* [WRITTEN REQUEST]:
Take from the listing each line that has the string "axis".

** BEGIN EXERCISE INPUT **

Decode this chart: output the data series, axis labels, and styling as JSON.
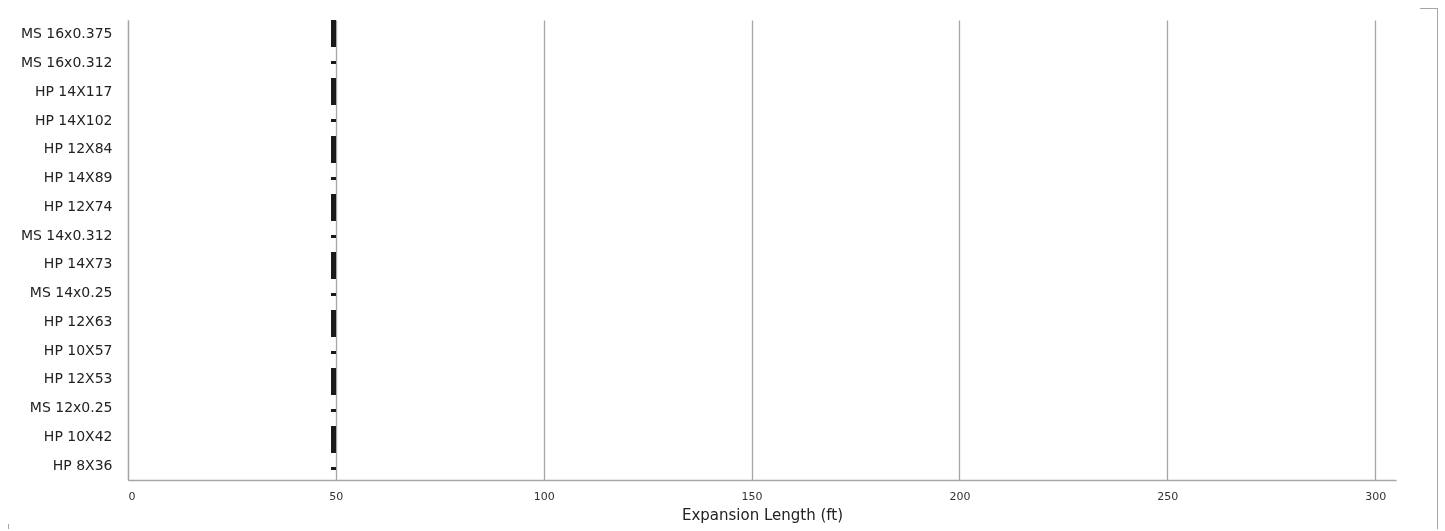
{
  "chart_data": {
    "type": "bar",
    "orientation": "horizontal",
    "xlabel": "Expansion Length (ft)",
    "categories": [
      "MS 16x0.375",
      "MS 16x0.312",
      "HP 14X117",
      "HP 14X102",
      "HP 12X84",
      "HP 14X89",
      "HP 12X74",
      "MS 14x0.312",
      "HP 14X73",
      "MS 14x0.25",
      "HP 12X63",
      "HP 10X57",
      "HP 12X53",
      "MS 12x0.25",
      "HP 10X42",
      "HP 8X36"
    ],
    "values": [
      null,
      null,
      null,
      null,
      null,
      null,
      null,
      null,
      null,
      null,
      null,
      null,
      null,
      null,
      null,
      null
    ],
    "xlim": [
      0,
      305
    ],
    "xticks": [
      0,
      50,
      100,
      150,
      200,
      250,
      300
    ],
    "grid": "x",
    "ref_lines": [
      {
        "axis": "x",
        "value": 49.5,
        "color": "#1a1a1a",
        "line_style": "dashed"
      }
    ]
  }
}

** END EXERCISE INPUT **

* [TASK SOLUTION]:
Decode this chart: output the data series, axis labels, and styling as JSON.
        "axis": "x",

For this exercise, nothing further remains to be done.